Short exercise >> Go through the listing below and list every line with "icons".

[Start Exercise data]

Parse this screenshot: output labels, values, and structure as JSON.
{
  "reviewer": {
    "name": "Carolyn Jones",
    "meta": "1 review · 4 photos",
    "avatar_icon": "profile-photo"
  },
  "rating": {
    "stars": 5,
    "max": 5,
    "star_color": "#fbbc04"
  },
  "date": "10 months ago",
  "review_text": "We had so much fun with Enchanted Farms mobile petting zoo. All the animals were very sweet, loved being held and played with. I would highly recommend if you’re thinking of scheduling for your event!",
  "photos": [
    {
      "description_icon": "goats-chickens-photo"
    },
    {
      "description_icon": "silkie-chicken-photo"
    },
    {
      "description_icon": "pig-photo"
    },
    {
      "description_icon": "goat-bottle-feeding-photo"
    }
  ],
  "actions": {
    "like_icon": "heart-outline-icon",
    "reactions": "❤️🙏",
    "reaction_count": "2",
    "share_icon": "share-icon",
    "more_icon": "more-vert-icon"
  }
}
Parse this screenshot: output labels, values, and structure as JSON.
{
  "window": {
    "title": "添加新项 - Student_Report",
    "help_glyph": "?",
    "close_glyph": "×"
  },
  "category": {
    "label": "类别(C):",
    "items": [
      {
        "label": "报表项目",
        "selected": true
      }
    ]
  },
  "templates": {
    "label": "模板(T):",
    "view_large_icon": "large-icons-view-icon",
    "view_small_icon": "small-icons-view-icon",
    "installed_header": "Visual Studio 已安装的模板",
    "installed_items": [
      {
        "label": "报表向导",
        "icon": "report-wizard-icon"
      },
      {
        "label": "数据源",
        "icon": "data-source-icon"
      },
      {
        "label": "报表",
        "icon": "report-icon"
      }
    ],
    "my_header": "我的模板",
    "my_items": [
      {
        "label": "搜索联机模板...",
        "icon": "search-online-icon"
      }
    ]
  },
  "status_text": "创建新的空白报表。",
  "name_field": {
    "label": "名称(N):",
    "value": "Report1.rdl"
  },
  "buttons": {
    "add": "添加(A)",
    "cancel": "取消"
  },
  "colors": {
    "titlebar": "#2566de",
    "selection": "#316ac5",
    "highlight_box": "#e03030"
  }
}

[End Exercise data]
[Start Exercise data]

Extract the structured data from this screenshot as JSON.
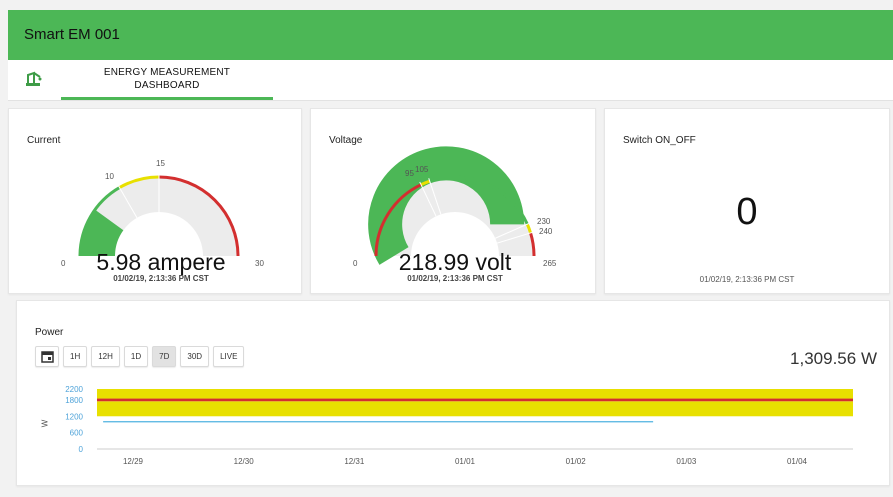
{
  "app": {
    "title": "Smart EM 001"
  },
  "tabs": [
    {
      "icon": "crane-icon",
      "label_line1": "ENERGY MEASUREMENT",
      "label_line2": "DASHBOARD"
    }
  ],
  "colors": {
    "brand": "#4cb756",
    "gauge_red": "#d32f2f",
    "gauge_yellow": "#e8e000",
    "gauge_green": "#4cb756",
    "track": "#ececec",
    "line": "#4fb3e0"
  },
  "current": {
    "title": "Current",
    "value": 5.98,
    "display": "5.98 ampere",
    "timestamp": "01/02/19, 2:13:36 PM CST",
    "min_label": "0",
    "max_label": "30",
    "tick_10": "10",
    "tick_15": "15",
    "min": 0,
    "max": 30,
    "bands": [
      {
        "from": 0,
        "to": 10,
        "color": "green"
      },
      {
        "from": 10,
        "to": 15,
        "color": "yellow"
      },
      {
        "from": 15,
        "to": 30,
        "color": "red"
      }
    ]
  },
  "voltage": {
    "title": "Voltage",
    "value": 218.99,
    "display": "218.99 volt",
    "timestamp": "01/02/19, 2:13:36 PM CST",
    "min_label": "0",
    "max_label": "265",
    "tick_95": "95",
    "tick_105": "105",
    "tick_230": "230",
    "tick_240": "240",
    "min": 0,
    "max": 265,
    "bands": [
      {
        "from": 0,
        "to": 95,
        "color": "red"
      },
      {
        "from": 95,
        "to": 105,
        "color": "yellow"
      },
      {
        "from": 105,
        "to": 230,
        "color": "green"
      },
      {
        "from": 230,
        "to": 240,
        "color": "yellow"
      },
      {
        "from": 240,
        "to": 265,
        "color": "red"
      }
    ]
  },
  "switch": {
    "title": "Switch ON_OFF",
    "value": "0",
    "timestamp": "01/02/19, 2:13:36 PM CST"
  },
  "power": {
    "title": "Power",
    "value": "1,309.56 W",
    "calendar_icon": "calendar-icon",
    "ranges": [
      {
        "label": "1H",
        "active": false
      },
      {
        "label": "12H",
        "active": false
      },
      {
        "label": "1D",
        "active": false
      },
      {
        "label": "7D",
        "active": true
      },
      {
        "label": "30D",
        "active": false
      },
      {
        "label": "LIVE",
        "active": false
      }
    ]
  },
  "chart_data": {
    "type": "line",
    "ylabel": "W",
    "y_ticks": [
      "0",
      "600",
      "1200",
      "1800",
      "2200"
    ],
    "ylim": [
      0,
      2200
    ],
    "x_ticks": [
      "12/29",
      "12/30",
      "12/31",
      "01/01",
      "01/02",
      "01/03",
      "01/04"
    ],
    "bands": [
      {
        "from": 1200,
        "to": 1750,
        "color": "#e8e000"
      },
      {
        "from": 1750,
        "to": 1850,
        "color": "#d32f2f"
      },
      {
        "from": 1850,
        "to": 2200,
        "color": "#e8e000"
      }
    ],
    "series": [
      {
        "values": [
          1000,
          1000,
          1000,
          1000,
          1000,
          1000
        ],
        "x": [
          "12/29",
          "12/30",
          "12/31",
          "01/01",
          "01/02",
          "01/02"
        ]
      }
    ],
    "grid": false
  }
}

[End Exercise data]

Answer to the exercise >>
    "view_large_icon": "large-icons-view-icon",
    "view_small_icon": "small-icons-view-icon",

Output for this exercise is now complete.